Exercise directions:
Isolate every line in the records below with "Lenovo" in it.

Stored items from a collection
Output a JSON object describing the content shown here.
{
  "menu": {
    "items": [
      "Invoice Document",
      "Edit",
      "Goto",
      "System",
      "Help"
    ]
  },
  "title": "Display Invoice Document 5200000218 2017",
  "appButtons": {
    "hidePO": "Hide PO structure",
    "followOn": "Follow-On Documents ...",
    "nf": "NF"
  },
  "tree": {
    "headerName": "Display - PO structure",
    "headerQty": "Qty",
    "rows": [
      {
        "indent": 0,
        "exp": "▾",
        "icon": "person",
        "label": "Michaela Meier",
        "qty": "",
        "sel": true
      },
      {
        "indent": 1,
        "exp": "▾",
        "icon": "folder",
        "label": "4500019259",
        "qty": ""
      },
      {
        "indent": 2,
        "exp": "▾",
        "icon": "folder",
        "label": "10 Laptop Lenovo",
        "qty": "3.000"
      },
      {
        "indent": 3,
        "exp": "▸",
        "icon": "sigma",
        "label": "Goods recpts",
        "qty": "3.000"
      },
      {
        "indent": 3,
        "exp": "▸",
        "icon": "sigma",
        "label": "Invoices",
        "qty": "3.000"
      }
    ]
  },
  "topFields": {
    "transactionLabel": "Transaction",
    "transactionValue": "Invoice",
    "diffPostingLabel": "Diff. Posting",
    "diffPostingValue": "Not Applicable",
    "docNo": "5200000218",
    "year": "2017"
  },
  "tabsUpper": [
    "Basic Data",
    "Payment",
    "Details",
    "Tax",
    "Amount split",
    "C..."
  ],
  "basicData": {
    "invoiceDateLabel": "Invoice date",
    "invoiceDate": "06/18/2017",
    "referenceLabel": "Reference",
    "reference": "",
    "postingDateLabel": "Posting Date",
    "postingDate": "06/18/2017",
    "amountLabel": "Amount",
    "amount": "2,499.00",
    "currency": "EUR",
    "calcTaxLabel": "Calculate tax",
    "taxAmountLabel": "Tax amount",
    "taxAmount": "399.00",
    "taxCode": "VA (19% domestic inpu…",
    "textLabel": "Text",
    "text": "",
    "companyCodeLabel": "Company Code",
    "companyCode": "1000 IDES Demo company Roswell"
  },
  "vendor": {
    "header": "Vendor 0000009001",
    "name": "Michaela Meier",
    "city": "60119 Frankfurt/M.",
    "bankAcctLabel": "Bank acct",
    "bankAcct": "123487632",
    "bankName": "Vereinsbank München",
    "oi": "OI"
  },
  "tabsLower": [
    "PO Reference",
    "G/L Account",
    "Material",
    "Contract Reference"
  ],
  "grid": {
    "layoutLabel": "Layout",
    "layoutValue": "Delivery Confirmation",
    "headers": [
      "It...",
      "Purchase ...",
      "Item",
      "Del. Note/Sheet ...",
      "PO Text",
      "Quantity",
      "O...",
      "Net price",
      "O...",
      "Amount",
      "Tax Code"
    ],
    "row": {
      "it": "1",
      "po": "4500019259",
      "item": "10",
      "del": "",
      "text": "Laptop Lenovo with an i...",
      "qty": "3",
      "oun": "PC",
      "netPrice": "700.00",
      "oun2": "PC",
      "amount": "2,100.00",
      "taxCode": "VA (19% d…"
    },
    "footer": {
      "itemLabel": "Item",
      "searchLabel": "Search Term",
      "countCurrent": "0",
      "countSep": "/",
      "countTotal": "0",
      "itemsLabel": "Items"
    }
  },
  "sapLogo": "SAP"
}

Solution for this task:
        "label": "10 Laptop Lenovo",
      "text": "Laptop Lenovo with an i...",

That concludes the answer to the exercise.